All of the material below is to be repeated exactly.

§ Provided data
=-=-=

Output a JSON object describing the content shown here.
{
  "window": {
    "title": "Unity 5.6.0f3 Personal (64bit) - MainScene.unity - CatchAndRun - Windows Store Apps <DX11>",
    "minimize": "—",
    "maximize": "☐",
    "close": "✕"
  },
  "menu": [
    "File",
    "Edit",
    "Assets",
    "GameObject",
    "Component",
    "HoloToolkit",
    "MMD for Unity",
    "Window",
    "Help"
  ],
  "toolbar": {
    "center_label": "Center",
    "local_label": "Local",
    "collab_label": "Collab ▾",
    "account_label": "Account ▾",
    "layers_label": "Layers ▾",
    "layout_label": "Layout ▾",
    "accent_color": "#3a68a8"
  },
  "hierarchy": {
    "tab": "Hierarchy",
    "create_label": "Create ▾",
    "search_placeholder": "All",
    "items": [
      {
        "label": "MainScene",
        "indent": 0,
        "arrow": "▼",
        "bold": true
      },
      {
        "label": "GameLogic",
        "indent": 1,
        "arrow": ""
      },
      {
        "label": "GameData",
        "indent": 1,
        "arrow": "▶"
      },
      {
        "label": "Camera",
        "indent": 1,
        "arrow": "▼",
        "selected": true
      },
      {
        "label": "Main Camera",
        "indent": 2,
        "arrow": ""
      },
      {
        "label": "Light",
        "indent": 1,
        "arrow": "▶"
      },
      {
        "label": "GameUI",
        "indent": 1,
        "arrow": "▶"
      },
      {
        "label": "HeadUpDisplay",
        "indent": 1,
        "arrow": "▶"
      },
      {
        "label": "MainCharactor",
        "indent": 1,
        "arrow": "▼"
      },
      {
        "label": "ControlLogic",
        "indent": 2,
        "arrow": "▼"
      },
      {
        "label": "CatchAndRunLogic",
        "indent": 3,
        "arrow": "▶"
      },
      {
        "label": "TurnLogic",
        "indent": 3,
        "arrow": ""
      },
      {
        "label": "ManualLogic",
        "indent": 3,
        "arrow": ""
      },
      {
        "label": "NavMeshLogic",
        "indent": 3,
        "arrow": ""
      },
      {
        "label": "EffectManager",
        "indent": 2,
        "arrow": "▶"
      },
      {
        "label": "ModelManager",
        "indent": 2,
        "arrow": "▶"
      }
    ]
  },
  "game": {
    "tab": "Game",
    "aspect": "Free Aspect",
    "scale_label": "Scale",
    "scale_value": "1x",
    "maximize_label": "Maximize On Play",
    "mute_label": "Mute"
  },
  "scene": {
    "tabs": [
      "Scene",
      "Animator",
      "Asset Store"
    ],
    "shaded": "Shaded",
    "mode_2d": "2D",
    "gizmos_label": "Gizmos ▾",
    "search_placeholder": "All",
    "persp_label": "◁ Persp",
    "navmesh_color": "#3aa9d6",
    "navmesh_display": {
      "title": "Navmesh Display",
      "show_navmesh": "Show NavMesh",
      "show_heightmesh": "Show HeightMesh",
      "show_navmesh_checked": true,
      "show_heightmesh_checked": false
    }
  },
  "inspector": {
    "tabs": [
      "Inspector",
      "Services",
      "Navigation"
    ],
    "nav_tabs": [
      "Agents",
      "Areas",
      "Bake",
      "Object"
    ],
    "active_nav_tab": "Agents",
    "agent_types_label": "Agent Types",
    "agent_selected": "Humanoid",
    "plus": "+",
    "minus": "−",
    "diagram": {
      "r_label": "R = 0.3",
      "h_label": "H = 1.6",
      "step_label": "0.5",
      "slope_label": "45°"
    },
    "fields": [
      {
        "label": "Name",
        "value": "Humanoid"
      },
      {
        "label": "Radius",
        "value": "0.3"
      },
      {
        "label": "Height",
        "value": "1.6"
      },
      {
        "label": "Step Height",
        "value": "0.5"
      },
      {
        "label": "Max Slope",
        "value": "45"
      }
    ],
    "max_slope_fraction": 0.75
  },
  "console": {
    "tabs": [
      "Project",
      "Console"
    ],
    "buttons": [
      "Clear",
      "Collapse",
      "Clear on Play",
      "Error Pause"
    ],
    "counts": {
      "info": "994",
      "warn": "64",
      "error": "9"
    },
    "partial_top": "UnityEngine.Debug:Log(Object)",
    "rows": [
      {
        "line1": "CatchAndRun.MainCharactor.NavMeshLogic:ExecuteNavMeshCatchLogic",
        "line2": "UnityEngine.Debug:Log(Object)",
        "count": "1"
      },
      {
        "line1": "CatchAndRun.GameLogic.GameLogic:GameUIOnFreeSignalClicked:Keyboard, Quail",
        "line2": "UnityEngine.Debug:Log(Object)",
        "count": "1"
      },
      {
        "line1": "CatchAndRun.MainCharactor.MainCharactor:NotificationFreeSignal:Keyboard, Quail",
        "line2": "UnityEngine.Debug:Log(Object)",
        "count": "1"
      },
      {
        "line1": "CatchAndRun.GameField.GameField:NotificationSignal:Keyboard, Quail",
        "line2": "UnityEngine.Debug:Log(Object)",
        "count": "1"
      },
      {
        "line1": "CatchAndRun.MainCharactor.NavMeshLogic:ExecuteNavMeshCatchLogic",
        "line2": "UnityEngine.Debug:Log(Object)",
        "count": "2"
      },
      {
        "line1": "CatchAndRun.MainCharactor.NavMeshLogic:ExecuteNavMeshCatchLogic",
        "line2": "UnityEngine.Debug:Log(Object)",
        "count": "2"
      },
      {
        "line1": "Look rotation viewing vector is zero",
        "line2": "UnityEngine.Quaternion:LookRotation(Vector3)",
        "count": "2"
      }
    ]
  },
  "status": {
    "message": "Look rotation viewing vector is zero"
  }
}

=-=-=

§ Response to the exercise
Output a JSON object describing the content shown here.
{
  "window": {
    "title": "Unity 5.6.0f3 Personal (64bit) - MainScene.unity - CatchAndRun - Windows Store Apps <DX11>",
    "minimize": "—",
    "maximize": "☐",
    "close": "✕"
  },
  "menu": [
    "File",
    "Edit",
    "Assets",
    "GameObject",
    "Component",
    "HoloToolkit",
    "MMD for Unity",
    "Window",
    "Help"
  ],
  "toolbar": {
    "center_label": "Center",
    "local_label": "Local",
    "collab_label": "Collab ▾",
    "account_label": "Account ▾",
    "layers_label": "Layers ▾",
    "layout_label": "Layout ▾",
    "accent_color": "#3a68a8"
  },
  "hierarchy": {
    "tab": "Hierarchy",
    "create_label": "Create ▾",
    "search_placeholder": "All",
    "items": [
      {
        "label": "MainScene",
        "indent": 0,
        "arrow": "▼",
        "bold": true
      },
      {
        "label": "GameLogic",
        "indent": 1,
        "arrow": ""
      },
      {
        "label": "GameData",
        "indent": 1,
        "arrow": "▶"
      },
      {
        "label": "Camera",
        "indent": 1,
        "arrow": "▼",
        "selected": true
      },
      {
        "label": "Main Camera",
        "indent": 2,
        "arrow": ""
      },
      {
        "label": "Light",
        "indent": 1,
        "arrow": "▶"
      },
      {
        "label": "GameUI",
        "indent": 1,
        "arrow": "▶"
      },
      {
        "label": "HeadUpDisplay",
        "indent": 1,
        "arrow": "▶"
      },
      {
        "label": "MainCharactor",
        "indent": 1,
        "arrow": "▼"
      },
      {
        "label": "ControlLogic",
        "indent": 2,
        "arrow": "▼"
      },
      {
        "label": "CatchAndRunLogic",
        "indent": 3,
        "arrow": "▶"
      },
      {
        "label": "TurnLogic",
        "indent": 3,
        "arrow": ""
      },
      {
        "label": "ManualLogic",
        "indent": 3,
        "arrow": ""
      },
      {
        "label": "NavMeshLogic",
        "indent": 3,
        "arrow": ""
      },
      {
        "label": "EffectManager",
        "indent": 2,
        "arrow": "▶"
      },
      {
        "label": "ModelManager",
        "indent": 2,
        "arrow": "▶"
      }
    ]
  },
  "game": {
    "tab": "Game",
    "aspect": "Free Aspect",
    "scale_label": "Scale",
    "scale_value": "1x",
    "maximize_label": "Maximize On Play",
    "mute_label": "Mute"
  },
  "scene": {
    "tabs": [
      "Scene",
      "Animator",
      "Asset Store"
    ],
    "shaded": "Shaded",
    "mode_2d": "2D",
    "gizmos_label": "Gizmos ▾",
    "search_placeholder": "All",
    "persp_label": "◁ Persp",
    "navmesh_color": "#3aa9d6",
    "navmesh_display": {
      "title": "Navmesh Display",
      "show_navmesh": "Show NavMesh",
      "show_heightmesh": "Show HeightMesh",
      "show_navmesh_checked": true,
      "show_heightmesh_checked": false
    }
  },
  "inspector": {
    "tabs": [
      "Inspector",
      "Services",
      "Navigation"
    ],
    "nav_tabs": [
      "Agents",
      "Areas",
      "Bake",
      "Object"
    ],
    "active_nav_tab": "Agents",
    "agent_types_label": "Agent Types",
    "agent_selected": "Humanoid",
    "plus": "+",
    "minus": "−",
    "diagram": {
      "r_label": "R = 0.3",
      "h_label": "H = 1.6",
      "step_label": "0.5",
      "slope_label": "45°"
    },
    "fields": [
      {
        "label": "Name",
        "value": "Humanoid"
      },
      {
        "label": "Radius",
        "value": "0.3"
      },
      {
        "label": "Height",
        "value": "1.6"
      },
      {
        "label": "Step Height",
        "value": "0.5"
      },
      {
        "label": "Max Slope",
        "value": "45"
      }
    ],
    "max_slope_fraction": 0.75
  },
  "console": {
    "tabs": [
      "Project",
      "Console"
    ],
    "buttons": [
      "Clear",
      "Collapse",
      "Clear on Play",
      "Error Pause"
    ],
    "counts": {
      "info": "994",
      "warn": "64",
      "error": "9"
    },
    "partial_top": "UnityEngine.Debug:Log(Object)",
    "rows": [
      {
        "line1": "CatchAndRun.MainCharactor.NavMeshLogic:ExecuteNavMeshCatchLogic",
        "line2": "UnityEngine.Debug:Log(Object)",
        "count": "1"
      },
      {
        "line1": "CatchAndRun.GameLogic.GameLogic:GameUIOnFreeSignalClicked:Keyboard, Quail",
        "line2": "UnityEngine.Debug:Log(Object)",
        "count": "1"
      },
      {
        "line1": "CatchAndRun.MainCharactor.MainCharactor:NotificationFreeSignal:Keyboard, Quail",
        "line2": "UnityEngine.Debug:Log(Object)",
        "count": "1"
      },
      {
        "line1": "CatchAndRun.GameField.GameField:NotificationSignal:Keyboard, Quail",
        "line2": "UnityEngine.Debug:Log(Object)",
        "count": "1"
      },
      {
        "line1": "CatchAndRun.MainCharactor.NavMeshLogic:ExecuteNavMeshCatchLogic",
        "line2": "UnityEngine.Debug:Log(Object)",
        "count": "2"
      },
      {
        "line1": "CatchAndRun.MainCharactor.NavMeshLogic:ExecuteNavMeshCatchLogic",
        "line2": "UnityEngine.Debug:Log(Object)",
        "count": "2"
      },
      {
        "line1": "Look rotation viewing vector is zero",
        "line2": "UnityEngine.Quaternion:LookRotation(Vector3)",
        "count": "2"
      }
    ]
  },
  "status": {
    "message": "Look rotation viewing vector is zero"
  }
}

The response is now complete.